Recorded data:
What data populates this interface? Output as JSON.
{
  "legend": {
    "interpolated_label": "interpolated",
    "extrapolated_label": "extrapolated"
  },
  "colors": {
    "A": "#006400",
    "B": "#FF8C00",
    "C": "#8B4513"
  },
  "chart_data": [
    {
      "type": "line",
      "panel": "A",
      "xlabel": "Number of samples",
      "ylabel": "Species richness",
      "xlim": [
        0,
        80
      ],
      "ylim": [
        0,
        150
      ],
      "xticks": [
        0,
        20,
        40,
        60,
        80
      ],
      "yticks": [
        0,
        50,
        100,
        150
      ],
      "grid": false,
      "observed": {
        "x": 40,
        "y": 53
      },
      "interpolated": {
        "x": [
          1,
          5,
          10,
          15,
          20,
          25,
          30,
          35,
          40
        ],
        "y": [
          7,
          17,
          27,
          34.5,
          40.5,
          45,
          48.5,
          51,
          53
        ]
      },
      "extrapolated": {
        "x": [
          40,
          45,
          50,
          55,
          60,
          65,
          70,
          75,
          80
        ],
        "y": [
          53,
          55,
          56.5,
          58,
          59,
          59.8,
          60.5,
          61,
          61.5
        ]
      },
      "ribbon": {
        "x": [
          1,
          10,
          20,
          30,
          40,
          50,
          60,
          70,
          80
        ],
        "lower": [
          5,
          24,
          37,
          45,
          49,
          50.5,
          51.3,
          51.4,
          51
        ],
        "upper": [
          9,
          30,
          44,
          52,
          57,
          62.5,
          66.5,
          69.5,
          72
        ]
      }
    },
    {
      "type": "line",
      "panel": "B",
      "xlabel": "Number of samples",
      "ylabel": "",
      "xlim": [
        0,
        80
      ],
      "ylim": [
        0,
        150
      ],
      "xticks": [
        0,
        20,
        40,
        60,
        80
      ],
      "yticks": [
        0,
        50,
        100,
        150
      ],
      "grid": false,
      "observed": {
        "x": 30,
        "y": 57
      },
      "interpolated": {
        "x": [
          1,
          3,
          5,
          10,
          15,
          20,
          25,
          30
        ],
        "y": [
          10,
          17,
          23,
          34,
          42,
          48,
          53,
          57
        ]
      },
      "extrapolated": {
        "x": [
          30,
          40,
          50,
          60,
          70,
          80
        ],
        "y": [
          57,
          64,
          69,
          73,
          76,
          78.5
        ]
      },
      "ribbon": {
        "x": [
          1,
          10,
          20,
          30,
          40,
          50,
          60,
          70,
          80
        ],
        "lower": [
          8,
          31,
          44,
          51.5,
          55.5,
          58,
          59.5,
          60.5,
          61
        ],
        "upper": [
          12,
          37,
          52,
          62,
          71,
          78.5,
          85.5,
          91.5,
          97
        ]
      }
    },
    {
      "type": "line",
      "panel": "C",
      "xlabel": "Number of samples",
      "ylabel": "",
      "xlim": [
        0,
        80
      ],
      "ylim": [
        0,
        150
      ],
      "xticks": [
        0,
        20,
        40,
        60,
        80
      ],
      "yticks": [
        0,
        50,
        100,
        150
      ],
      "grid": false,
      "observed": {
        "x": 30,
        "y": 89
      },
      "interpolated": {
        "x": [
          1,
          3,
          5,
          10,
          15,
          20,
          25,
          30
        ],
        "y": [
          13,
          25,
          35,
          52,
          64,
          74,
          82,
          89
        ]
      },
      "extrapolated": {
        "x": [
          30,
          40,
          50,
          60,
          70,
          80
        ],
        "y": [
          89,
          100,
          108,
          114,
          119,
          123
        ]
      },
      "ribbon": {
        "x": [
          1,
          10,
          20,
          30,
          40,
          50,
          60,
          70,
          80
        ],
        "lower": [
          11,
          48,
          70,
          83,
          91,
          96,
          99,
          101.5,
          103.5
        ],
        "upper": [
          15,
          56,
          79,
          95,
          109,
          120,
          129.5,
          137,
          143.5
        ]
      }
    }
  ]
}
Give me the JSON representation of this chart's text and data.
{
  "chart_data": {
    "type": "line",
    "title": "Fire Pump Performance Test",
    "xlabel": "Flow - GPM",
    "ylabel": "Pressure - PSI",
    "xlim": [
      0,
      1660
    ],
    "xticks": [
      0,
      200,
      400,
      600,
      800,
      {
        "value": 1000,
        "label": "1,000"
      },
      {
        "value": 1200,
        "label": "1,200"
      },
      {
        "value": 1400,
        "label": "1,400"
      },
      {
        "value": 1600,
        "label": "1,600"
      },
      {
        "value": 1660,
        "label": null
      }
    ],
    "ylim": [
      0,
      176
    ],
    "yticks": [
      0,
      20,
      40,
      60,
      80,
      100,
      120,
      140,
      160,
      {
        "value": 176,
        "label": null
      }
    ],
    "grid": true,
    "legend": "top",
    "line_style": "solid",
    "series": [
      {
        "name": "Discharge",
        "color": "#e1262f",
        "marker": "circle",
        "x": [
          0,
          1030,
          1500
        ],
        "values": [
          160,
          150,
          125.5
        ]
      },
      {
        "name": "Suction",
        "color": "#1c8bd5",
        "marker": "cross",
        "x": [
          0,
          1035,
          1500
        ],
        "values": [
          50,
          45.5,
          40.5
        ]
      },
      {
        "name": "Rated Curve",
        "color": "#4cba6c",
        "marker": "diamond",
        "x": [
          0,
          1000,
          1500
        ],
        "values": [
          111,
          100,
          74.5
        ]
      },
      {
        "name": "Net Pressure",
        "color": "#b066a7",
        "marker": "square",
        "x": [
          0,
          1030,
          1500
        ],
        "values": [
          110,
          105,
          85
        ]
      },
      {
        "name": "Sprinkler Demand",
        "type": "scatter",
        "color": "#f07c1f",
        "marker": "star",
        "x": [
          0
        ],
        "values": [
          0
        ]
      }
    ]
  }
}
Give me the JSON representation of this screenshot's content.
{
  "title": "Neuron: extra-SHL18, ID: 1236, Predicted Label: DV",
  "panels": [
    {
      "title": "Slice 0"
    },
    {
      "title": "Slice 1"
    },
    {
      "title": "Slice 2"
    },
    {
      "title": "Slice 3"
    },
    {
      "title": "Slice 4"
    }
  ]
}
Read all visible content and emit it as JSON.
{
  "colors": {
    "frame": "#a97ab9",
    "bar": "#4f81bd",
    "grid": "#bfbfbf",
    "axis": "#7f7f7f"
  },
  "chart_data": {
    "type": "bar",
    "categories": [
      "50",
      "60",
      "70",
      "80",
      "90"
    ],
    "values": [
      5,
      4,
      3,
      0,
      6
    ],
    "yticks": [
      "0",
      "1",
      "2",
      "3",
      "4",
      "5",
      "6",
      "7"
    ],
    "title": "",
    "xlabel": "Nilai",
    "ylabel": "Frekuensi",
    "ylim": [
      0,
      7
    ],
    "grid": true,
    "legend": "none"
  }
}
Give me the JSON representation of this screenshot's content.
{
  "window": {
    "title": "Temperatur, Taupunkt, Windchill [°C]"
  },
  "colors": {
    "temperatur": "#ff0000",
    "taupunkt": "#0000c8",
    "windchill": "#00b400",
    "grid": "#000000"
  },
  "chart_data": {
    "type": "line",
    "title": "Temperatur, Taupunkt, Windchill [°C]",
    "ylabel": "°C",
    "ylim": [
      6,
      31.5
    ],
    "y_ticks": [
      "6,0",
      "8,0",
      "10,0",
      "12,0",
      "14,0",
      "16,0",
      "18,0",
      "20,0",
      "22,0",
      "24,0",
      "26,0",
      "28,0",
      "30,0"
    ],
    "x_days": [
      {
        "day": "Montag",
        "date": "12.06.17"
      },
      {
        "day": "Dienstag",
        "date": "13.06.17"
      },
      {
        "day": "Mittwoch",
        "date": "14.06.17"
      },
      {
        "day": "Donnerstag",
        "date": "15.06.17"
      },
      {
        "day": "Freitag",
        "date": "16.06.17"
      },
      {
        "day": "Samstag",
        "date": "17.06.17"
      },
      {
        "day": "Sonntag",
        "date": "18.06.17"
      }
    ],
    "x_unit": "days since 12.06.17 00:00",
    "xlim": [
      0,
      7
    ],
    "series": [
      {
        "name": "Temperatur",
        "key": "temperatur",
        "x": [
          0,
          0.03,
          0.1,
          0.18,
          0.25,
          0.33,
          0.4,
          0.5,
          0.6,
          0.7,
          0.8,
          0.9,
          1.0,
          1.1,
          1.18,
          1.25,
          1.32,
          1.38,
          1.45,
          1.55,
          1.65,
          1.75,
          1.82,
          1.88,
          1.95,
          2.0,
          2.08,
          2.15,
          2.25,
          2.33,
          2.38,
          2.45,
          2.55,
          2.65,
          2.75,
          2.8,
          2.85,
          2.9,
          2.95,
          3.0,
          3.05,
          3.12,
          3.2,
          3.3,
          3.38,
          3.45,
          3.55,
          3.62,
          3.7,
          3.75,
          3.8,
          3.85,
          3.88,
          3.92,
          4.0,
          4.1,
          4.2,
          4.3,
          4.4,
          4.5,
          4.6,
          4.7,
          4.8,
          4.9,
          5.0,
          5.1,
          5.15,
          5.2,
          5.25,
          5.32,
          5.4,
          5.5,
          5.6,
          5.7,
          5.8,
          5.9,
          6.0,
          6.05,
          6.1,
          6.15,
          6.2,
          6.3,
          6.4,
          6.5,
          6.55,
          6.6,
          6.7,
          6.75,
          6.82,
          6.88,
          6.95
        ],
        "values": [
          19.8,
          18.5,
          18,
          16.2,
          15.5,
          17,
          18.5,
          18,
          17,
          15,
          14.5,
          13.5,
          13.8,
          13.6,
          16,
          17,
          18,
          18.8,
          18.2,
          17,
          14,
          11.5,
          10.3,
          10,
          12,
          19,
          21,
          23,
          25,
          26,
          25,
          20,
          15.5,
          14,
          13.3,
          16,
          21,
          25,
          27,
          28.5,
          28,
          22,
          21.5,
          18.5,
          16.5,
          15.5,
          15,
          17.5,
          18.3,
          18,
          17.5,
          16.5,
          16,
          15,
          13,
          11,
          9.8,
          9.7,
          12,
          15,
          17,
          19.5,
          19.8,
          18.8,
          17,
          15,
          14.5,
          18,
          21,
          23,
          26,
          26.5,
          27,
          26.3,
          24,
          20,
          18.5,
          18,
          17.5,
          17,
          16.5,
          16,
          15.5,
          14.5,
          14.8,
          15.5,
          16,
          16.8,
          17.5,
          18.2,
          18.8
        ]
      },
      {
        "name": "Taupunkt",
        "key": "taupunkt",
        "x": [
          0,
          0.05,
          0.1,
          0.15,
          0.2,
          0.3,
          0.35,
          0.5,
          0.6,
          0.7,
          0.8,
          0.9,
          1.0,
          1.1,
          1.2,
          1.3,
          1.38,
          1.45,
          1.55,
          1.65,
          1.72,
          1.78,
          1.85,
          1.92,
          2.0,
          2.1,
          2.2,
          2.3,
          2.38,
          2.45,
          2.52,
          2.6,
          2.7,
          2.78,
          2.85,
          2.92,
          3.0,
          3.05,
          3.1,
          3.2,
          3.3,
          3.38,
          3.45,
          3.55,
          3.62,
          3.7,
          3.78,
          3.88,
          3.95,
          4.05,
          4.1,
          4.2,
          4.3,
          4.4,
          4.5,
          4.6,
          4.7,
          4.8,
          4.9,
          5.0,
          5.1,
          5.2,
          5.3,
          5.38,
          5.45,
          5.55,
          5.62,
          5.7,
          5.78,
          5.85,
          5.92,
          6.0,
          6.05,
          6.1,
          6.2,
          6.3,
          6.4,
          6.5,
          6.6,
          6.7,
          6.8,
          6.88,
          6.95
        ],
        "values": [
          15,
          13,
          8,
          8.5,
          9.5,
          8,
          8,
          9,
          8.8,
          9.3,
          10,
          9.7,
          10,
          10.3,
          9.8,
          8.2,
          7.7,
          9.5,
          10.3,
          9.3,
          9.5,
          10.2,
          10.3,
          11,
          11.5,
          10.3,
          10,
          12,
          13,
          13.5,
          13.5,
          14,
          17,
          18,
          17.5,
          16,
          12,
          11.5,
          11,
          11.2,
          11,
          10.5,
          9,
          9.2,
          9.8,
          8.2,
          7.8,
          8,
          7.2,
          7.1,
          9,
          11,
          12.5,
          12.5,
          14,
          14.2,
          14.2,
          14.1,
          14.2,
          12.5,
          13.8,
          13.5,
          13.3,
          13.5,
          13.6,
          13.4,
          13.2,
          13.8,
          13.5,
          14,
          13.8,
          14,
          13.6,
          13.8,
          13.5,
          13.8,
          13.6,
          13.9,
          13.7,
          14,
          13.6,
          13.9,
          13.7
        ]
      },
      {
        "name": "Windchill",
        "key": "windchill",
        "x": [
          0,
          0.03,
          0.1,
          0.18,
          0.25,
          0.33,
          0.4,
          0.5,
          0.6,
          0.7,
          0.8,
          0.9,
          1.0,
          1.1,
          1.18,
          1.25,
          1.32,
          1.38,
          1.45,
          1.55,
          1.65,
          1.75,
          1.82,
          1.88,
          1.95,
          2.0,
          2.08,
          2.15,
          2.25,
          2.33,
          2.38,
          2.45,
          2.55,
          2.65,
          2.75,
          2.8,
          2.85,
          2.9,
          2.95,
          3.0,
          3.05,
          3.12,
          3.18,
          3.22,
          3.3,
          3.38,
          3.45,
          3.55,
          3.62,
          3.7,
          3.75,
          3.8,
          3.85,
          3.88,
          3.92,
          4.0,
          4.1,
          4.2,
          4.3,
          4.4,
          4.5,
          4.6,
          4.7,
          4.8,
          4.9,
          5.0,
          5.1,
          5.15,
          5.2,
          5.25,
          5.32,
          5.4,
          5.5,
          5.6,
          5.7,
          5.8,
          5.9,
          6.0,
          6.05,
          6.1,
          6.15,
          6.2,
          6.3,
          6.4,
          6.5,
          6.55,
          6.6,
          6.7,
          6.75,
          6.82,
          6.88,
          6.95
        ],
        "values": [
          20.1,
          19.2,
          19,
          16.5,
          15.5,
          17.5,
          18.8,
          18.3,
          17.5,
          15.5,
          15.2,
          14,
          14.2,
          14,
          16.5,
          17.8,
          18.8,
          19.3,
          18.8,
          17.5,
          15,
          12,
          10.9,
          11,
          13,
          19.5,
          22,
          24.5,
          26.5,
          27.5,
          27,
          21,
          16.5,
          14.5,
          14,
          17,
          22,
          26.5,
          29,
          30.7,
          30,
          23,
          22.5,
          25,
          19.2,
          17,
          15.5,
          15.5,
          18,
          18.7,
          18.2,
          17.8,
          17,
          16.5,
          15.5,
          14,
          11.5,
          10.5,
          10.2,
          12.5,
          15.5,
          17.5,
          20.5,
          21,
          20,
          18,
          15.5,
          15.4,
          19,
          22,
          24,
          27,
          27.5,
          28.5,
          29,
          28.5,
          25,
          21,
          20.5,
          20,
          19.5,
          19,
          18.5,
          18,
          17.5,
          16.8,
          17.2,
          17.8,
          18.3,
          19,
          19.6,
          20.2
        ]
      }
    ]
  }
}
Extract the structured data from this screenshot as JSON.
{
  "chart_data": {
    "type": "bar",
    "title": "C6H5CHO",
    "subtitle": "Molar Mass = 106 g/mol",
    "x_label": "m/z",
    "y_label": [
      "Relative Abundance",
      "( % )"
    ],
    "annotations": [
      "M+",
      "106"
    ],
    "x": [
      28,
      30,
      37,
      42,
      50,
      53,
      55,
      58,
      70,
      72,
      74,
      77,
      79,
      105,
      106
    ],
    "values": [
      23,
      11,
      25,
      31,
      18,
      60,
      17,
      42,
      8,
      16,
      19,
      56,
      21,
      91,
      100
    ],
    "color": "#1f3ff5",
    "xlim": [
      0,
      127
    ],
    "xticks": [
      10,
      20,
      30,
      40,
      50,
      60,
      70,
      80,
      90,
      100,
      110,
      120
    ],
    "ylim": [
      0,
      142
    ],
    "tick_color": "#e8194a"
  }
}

§ Task instructions
Copy out every line that includes the word "date".

§ Full solution
        "date": "12.06.17"
        "date": "13.06.17"
        "date": "14.06.17"
        "date": "15.06.17"
        "date": "16.06.17"
        "date": "17.06.17"
        "date": "18.06.17"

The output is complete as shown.